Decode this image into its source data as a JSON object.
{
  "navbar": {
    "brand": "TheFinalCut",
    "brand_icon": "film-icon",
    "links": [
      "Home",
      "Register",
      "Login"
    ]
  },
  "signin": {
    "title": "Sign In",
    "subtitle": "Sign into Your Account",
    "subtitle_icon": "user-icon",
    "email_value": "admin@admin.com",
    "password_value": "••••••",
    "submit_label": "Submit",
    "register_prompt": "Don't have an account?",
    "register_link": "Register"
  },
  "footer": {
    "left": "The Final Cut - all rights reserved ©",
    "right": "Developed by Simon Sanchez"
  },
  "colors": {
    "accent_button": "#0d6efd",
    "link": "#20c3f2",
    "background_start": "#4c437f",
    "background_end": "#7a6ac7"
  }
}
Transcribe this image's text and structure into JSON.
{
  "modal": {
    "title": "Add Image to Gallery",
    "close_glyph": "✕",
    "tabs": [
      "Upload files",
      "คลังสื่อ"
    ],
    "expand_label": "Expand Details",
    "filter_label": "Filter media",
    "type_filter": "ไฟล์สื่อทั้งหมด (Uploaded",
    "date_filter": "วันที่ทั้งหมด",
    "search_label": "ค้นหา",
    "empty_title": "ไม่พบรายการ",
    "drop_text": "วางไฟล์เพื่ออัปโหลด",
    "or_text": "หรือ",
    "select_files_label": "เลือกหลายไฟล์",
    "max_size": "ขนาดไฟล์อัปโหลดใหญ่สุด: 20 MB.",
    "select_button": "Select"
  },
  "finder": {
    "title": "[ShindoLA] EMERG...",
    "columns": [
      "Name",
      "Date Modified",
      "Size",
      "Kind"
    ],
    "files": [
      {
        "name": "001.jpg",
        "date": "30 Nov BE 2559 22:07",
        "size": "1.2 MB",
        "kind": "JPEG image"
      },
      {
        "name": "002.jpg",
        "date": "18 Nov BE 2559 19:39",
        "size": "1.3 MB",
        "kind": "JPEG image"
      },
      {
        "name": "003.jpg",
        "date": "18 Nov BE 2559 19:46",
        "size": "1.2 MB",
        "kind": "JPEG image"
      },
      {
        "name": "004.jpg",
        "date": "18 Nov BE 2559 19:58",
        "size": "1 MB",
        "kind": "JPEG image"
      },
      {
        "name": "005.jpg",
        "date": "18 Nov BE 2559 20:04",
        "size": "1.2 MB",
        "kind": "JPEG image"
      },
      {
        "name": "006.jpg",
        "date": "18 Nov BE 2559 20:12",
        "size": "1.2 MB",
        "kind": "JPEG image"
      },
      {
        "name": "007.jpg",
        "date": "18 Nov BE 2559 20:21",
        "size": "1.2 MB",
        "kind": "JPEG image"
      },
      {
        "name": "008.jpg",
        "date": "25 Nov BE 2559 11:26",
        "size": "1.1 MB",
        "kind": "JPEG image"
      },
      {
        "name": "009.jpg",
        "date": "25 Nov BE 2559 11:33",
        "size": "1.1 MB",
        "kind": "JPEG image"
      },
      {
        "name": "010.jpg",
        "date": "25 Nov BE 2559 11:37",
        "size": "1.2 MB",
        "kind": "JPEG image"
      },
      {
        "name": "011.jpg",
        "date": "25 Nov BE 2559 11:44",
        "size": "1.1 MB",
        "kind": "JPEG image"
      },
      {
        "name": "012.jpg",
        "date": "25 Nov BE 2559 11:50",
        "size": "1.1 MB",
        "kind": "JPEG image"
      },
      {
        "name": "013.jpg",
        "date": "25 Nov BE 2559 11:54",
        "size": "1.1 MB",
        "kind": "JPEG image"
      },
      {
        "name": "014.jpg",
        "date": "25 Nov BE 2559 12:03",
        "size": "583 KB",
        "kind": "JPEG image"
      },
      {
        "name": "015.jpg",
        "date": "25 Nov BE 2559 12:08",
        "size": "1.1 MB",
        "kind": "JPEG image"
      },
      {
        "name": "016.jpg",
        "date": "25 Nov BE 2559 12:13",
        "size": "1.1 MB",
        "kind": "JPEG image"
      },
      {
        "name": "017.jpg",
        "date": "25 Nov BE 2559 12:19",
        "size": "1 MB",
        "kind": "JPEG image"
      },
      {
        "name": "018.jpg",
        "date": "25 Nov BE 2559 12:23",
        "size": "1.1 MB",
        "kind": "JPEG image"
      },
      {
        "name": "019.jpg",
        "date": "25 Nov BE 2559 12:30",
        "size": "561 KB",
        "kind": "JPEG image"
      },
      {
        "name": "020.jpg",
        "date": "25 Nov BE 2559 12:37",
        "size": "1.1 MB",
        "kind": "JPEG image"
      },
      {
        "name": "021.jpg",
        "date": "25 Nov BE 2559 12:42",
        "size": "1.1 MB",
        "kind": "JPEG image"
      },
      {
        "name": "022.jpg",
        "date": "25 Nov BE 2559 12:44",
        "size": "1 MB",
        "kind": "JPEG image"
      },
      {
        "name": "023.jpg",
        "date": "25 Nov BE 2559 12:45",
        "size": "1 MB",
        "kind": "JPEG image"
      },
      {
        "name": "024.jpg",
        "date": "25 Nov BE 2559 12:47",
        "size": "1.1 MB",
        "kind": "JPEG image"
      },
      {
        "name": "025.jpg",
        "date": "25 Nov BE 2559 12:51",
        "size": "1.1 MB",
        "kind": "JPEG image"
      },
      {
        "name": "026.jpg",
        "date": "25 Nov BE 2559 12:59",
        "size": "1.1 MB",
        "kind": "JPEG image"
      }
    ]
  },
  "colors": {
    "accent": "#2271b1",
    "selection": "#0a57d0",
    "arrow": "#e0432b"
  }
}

________________________________________

### Task
Collect every line with the string "into" from the records, and copy each.

### Task output
Decode this image into its source data as a JSON object.
    "subtitle": "Sign into Your Account",
Transcribe this image's text and structure into JSON.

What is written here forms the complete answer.